Gather each line of the entries below that includes "color".

|---|

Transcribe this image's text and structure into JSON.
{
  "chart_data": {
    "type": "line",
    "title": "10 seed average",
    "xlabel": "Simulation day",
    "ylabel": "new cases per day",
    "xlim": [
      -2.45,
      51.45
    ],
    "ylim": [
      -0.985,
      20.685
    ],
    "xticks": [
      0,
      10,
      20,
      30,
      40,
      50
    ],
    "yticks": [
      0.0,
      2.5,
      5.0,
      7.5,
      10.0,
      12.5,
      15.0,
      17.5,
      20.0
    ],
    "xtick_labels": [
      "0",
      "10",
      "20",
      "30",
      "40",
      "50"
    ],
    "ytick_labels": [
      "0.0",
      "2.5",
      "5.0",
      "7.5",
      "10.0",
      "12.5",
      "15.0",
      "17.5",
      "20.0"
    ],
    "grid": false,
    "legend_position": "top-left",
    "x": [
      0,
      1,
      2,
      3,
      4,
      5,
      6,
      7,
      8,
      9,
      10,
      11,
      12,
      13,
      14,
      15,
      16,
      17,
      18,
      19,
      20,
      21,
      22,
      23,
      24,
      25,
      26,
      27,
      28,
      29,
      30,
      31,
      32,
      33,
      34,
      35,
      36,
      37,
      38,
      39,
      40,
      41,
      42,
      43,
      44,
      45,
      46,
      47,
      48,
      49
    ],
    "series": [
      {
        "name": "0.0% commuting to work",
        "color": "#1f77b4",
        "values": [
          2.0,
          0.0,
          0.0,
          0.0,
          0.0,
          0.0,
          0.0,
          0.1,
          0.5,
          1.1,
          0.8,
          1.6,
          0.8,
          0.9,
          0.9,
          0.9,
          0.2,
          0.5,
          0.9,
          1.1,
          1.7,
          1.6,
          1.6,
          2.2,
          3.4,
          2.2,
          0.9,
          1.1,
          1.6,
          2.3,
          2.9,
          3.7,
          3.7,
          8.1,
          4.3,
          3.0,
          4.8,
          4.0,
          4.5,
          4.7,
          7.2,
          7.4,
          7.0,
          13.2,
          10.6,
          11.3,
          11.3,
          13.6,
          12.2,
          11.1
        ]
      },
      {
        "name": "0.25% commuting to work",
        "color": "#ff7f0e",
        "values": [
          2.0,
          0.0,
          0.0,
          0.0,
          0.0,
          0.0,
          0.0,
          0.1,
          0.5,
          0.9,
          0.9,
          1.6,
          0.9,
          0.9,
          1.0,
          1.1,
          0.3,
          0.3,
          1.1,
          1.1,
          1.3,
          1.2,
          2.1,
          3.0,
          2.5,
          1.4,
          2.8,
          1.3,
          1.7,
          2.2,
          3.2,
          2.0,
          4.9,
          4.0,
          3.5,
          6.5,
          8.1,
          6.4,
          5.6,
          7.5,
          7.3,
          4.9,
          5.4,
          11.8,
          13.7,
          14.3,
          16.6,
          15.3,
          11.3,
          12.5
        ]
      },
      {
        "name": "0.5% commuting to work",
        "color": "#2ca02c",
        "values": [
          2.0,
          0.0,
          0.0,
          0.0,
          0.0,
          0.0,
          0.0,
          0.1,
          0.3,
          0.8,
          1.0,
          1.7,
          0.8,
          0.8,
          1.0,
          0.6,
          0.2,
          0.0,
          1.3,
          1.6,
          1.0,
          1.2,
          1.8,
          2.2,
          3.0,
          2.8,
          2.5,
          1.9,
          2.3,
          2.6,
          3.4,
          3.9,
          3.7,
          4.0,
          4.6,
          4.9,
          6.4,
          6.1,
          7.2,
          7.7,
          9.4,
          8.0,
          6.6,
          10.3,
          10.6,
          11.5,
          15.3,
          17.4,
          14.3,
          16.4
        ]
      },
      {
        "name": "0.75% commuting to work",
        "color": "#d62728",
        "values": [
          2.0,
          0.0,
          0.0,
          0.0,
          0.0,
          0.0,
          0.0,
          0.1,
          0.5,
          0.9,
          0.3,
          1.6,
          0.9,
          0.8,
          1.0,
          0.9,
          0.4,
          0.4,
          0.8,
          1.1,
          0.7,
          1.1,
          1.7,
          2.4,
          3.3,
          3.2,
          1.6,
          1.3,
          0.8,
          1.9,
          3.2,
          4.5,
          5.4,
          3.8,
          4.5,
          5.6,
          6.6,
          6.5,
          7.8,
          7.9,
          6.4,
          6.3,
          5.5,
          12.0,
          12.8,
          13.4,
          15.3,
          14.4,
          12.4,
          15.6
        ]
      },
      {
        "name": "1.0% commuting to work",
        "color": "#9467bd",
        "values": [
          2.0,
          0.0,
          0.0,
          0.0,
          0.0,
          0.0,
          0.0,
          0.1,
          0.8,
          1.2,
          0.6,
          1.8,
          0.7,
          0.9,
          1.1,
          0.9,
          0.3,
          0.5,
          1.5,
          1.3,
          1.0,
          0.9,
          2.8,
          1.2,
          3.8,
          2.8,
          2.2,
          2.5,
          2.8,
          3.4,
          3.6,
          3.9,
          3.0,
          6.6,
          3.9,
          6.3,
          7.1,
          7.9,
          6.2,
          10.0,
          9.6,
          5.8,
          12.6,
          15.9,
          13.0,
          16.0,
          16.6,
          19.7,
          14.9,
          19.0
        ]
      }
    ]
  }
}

|---|

EXERCISE RESPONSE:
        "color": "#1f77b4",
        "color": "#ff7f0e",
        "color": "#2ca02c",
        "color": "#d62728",
        "color": "#9467bd",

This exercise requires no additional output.